[Data entries]
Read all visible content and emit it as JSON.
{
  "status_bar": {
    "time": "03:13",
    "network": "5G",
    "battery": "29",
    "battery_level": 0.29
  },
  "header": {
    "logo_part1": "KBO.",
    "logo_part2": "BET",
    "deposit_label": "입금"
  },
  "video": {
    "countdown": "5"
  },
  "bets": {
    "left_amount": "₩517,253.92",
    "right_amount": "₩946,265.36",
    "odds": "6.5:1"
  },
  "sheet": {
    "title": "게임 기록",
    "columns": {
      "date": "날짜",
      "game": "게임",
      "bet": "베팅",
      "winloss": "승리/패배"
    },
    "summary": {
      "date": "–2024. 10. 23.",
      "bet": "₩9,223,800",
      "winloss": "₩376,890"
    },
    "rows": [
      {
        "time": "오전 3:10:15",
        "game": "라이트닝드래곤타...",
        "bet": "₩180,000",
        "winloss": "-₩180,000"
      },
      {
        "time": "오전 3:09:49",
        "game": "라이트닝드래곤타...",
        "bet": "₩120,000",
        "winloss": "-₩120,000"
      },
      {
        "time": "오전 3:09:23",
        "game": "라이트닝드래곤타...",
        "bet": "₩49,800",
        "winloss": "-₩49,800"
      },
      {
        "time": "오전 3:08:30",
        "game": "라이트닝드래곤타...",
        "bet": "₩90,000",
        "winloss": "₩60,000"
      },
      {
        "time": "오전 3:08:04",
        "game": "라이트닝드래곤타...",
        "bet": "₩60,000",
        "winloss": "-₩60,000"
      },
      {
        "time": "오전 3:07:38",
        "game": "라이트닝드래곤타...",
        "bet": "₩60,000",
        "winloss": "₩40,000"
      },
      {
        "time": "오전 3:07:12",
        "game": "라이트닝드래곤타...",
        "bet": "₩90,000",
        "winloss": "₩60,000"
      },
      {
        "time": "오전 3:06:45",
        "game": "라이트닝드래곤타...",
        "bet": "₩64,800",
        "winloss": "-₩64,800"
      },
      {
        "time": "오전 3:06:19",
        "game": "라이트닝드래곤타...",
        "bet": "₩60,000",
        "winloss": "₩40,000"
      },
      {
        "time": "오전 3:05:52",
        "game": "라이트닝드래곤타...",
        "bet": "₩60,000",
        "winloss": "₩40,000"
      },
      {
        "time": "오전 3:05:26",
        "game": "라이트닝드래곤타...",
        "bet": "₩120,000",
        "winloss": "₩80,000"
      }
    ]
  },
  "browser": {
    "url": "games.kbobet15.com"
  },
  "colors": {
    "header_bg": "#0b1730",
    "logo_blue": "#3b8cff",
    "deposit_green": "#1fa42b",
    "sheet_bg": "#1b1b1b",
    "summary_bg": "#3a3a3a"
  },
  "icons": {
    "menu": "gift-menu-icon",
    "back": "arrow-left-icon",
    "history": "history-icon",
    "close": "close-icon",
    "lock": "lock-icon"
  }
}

What is asked: Where does the word "time" appear in the listing? List each line that holds it.

Exercise result:
    "time": "03:13",
        "time": "오전 3:10:15",
        "time": "오전 3:09:49",
        "time": "오전 3:09:23",
        "time": "오전 3:08:30",
        "time": "오전 3:08:04",
        "time": "오전 3:07:38",
        "time": "오전 3:07:12",
        "time": "오전 3:06:45",
        "time": "오전 3:06:19",
        "time": "오전 3:05:52",
        "time": "오전 3:05:26",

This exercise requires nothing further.